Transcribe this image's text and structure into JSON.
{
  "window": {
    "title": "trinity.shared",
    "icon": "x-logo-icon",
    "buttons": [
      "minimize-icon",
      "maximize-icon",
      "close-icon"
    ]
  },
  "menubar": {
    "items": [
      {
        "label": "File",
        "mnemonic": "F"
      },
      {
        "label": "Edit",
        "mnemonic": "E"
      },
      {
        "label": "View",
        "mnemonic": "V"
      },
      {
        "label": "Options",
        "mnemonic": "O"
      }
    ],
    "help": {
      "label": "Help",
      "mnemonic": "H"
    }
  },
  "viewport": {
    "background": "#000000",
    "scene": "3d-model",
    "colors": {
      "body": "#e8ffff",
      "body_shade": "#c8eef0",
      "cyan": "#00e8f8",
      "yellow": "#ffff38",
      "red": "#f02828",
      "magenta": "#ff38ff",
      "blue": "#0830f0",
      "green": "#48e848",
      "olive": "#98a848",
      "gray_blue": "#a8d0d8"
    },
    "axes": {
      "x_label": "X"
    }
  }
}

------------

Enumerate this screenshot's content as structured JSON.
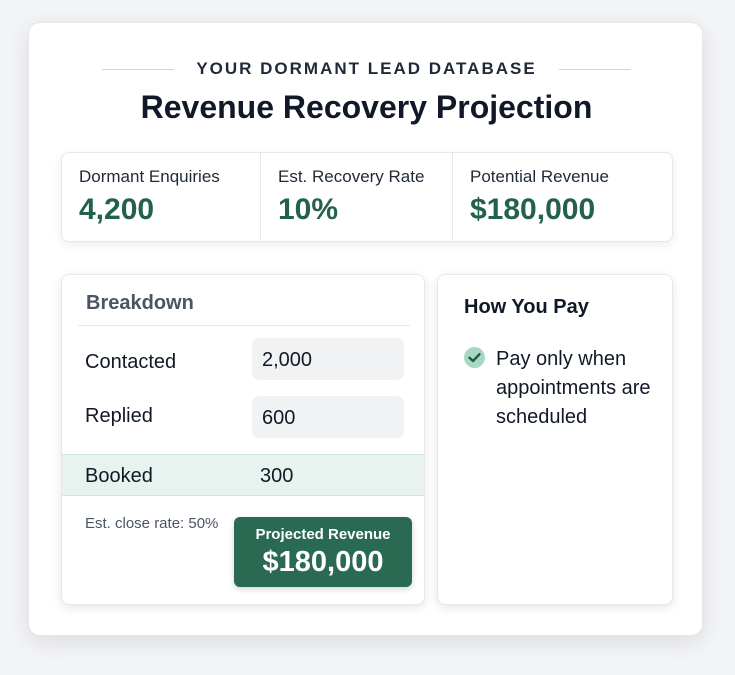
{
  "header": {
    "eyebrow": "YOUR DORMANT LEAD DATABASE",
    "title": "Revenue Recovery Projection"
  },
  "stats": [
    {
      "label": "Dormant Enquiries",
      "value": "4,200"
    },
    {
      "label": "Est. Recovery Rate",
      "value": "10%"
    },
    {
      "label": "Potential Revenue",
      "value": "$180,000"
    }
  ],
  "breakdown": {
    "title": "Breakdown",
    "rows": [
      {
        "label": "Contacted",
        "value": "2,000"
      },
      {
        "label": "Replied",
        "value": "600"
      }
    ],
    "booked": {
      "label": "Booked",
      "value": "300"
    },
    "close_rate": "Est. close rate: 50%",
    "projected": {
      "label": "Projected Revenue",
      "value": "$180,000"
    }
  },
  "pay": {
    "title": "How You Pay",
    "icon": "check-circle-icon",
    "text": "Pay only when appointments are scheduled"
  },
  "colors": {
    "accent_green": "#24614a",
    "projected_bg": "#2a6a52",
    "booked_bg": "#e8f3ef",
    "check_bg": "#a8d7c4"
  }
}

------------

Every line above that contains the word "JSON" should be reported.

Transcribe this image's text and structure into JSON.
Enumerate this screenshot's content as structured JSON.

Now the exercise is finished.